--- Exercise description ---
Check each line of the listing for the string "pairs", then state how many lines have it. Only the number is wanted.

'''

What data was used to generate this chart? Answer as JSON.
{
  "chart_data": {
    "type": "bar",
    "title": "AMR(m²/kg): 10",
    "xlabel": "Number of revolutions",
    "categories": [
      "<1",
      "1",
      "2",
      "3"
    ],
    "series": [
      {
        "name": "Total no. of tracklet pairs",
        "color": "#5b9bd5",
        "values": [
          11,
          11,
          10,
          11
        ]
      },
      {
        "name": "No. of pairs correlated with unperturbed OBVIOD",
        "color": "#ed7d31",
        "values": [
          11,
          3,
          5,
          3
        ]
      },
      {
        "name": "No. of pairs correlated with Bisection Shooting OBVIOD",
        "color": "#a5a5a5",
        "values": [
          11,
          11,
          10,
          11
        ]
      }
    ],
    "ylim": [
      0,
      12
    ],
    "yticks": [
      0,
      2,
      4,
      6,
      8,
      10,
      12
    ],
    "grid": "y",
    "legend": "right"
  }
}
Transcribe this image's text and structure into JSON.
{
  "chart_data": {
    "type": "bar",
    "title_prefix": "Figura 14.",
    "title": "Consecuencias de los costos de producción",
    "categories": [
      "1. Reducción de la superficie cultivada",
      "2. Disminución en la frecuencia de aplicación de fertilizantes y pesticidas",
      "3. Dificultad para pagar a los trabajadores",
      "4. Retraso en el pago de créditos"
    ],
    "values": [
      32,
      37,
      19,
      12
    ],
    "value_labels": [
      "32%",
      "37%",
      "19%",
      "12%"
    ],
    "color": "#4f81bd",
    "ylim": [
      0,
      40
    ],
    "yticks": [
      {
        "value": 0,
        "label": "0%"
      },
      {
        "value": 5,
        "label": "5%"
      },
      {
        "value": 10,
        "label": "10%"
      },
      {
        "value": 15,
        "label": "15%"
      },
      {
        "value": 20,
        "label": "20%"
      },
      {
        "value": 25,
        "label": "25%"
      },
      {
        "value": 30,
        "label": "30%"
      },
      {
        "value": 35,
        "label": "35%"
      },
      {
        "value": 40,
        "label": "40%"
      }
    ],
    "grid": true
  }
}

'''

--- Output ---
3